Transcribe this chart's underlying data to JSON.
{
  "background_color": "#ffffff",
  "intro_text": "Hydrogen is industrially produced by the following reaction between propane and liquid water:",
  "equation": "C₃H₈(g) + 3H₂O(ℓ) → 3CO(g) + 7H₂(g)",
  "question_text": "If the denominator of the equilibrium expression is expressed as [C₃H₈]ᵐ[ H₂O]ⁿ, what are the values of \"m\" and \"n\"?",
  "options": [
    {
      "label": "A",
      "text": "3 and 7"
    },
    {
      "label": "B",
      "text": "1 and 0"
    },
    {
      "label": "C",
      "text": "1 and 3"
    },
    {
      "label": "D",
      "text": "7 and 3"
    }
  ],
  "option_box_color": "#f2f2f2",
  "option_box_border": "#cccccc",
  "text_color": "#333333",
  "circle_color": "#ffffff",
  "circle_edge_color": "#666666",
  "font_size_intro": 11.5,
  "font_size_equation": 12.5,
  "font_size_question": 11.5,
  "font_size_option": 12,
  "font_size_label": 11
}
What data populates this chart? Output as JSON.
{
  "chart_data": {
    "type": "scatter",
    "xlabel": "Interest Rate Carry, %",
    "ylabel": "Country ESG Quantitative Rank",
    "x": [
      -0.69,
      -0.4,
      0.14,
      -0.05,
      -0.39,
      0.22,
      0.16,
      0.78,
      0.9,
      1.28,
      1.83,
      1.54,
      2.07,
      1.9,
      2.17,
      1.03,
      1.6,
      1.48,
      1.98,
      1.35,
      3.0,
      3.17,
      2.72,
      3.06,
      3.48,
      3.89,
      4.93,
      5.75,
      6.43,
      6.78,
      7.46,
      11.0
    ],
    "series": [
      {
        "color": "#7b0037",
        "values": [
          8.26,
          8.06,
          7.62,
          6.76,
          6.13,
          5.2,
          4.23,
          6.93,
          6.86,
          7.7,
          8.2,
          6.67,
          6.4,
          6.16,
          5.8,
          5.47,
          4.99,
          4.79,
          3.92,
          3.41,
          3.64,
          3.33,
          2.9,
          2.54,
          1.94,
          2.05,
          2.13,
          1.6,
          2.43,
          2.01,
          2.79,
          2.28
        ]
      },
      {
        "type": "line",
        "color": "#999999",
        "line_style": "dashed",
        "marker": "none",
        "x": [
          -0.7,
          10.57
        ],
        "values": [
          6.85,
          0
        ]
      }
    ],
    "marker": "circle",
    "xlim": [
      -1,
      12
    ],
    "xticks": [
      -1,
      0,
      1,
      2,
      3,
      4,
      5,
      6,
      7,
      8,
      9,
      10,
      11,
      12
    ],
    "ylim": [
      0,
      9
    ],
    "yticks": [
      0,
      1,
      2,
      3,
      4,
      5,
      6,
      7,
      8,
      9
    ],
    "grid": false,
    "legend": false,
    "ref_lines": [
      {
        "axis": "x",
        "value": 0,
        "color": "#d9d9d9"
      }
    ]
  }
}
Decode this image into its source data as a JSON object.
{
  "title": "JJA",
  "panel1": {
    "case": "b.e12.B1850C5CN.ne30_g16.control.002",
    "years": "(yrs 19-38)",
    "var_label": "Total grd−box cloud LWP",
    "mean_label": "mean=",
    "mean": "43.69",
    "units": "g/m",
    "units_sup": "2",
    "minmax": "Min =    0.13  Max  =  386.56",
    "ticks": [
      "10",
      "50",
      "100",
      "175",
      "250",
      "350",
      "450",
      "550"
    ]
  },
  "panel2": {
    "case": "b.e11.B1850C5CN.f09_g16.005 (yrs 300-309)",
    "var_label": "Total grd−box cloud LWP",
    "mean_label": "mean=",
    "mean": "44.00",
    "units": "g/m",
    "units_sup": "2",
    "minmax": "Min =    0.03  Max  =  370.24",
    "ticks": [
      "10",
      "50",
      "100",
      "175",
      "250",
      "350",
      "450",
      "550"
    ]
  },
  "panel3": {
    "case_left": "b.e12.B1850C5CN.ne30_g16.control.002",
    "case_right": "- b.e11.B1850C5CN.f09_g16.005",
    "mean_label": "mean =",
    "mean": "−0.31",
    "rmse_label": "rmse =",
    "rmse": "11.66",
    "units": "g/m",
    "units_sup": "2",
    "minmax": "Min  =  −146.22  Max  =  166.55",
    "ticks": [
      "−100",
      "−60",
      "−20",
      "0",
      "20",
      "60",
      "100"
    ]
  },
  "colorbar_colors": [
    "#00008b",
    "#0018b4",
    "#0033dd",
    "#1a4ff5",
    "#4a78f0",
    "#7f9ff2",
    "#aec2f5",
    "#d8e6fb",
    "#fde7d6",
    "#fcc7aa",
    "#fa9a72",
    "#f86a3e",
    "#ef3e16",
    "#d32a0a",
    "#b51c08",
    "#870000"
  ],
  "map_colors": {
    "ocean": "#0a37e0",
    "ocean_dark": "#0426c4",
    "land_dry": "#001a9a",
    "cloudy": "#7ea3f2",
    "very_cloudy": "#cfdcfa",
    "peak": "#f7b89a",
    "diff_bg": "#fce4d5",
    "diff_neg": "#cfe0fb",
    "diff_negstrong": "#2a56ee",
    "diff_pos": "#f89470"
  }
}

◆ OBJECTIVE ◆
Make an exact copy of every line in the data.

◆ EXERCISE ANSWER ◆
Transcribe this chart's underlying data to JSON.
{
  "background_color": "#ffffff",
  "intro_text": "Hydrogen is industrially produced by the following reaction between propane and liquid water:",
  "equation": "C₃H₈(g) + 3H₂O(ℓ) → 3CO(g) + 7H₂(g)",
  "question_text": "If the denominator of the equilibrium expression is expressed as [C₃H₈]ᵐ[ H₂O]ⁿ, what are the values of \"m\" and \"n\"?",
  "options": [
    {
      "label": "A",
      "text": "3 and 7"
    },
    {
      "label": "B",
      "text": "1 and 0"
    },
    {
      "label": "C",
      "text": "1 and 3"
    },
    {
      "label": "D",
      "text": "7 and 3"
    }
  ],
  "option_box_color": "#f2f2f2",
  "option_box_border": "#cccccc",
  "text_color": "#333333",
  "circle_color": "#ffffff",
  "circle_edge_color": "#666666",
  "font_size_intro": 11.5,
  "font_size_equation": 12.5,
  "font_size_question": 11.5,
  "font_size_option": 12,
  "font_size_label": 11
}
What data populates this chart? Output as JSON.
{
  "chart_data": {
    "type": "scatter",
    "xlabel": "Interest Rate Carry, %",
    "ylabel": "Country ESG Quantitative Rank",
    "x": [
      -0.69,
      -0.4,
      0.14,
      -0.05,
      -0.39,
      0.22,
      0.16,
      0.78,
      0.9,
      1.28,
      1.83,
      1.54,
      2.07,
      1.9,
      2.17,
      1.03,
      1.6,
      1.48,
      1.98,
      1.35,
      3.0,
      3.17,
      2.72,
      3.06,
      3.48,
      3.89,
      4.93,
      5.75,
      6.43,
      6.78,
      7.46,
      11.0
    ],
    "series": [
      {
        "color": "#7b0037",
        "values": [
          8.26,
          8.06,
          7.62,
          6.76,
          6.13,
          5.2,
          4.23,
          6.93,
          6.86,
          7.7,
          8.2,
          6.67,
          6.4,
          6.16,
          5.8,
          5.47,
          4.99,
          4.79,
          3.92,
          3.41,
          3.64,
          3.33,
          2.9,
          2.54,
          1.94,
          2.05,
          2.13,
          1.6,
          2.43,
          2.01,
          2.79,
          2.28
        ]
      },
      {
        "type": "line",
        "color": "#999999",
        "line_style": "dashed",
        "marker": "none",
        "x": [
          -0.7,
          10.57
        ],
        "values": [
          6.85,
          0
        ]
      }
    ],
    "marker": "circle",
    "xlim": [
      -1,
      12
    ],
    "xticks": [
      -1,
      0,
      1,
      2,
      3,
      4,
      5,
      6,
      7,
      8,
      9,
      10,
      11,
      12
    ],
    "ylim": [
      0,
      9
    ],
    "yticks": [
      0,
      1,
      2,
      3,
      4,
      5,
      6,
      7,
      8,
      9
    ],
    "grid": false,
    "legend": false,
    "ref_lines": [
      {
        "axis": "x",
        "value": 0,
        "color": "#d9d9d9"
      }
    ]
  }
}
Decode this image into its source data as a JSON object.
{
  "title": "JJA",
  "panel1": {
    "case": "b.e12.B1850C5CN.ne30_g16.control.002",
    "years": "(yrs 19-38)",
    "var_label": "Total grd−box cloud LWP",
    "mean_label": "mean=",
    "mean": "43.69",
    "units": "g/m",
    "units_sup": "2",
    "minmax": "Min =    0.13  Max  =  386.56",
    "ticks": [
      "10",
      "50",
      "100",
      "175",
      "250",
      "350",
      "450",
      "550"
    ]
  },
  "panel2": {
    "case": "b.e11.B1850C5CN.f09_g16.005 (yrs 300-309)",
    "var_label": "Total grd−box cloud LWP",
    "mean_label": "mean=",
    "mean": "44.00",
    "units": "g/m",
    "units_sup": "2",
    "minmax": "Min =    0.03  Max  =  370.24",
    "ticks": [
      "10",
      "50",
      "100",
      "175",
      "250",
      "350",
      "450",
      "550"
    ]
  },
  "panel3": {
    "case_left": "b.e12.B1850C5CN.ne30_g16.control.002",
    "case_right": "- b.e11.B1850C5CN.f09_g16.005",
    "mean_label": "mean =",
    "mean": "−0.31",
    "rmse_label": "rmse =",
    "rmse": "11.66",
    "units": "g/m",
    "units_sup": "2",
    "minmax": "Min  =  −146.22  Max  =  166.55",
    "ticks": [
      "−100",
      "−60",
      "−20",
      "0",
      "20",
      "60",
      "100"
    ]
  },
  "colorbar_colors": [
    "#00008b",
    "#0018b4",
    "#0033dd",
    "#1a4ff5",
    "#4a78f0",
    "#7f9ff2",
    "#aec2f5",
    "#d8e6fb",
    "#fde7d6",
    "#fcc7aa",
    "#fa9a72",
    "#f86a3e",
    "#ef3e16",
    "#d32a0a",
    "#b51c08",
    "#870000"
  ],
  "map_colors": {
    "ocean": "#0a37e0",
    "ocean_dark": "#0426c4",
    "land_dry": "#001a9a",
    "cloudy": "#7ea3f2",
    "very_cloudy": "#cfdcfa",
    "peak": "#f7b89a",
    "diff_bg": "#fce4d5",
    "diff_neg": "#cfe0fb",
    "diff_negstrong": "#2a56ee",
    "diff_pos": "#f89470"
  }
}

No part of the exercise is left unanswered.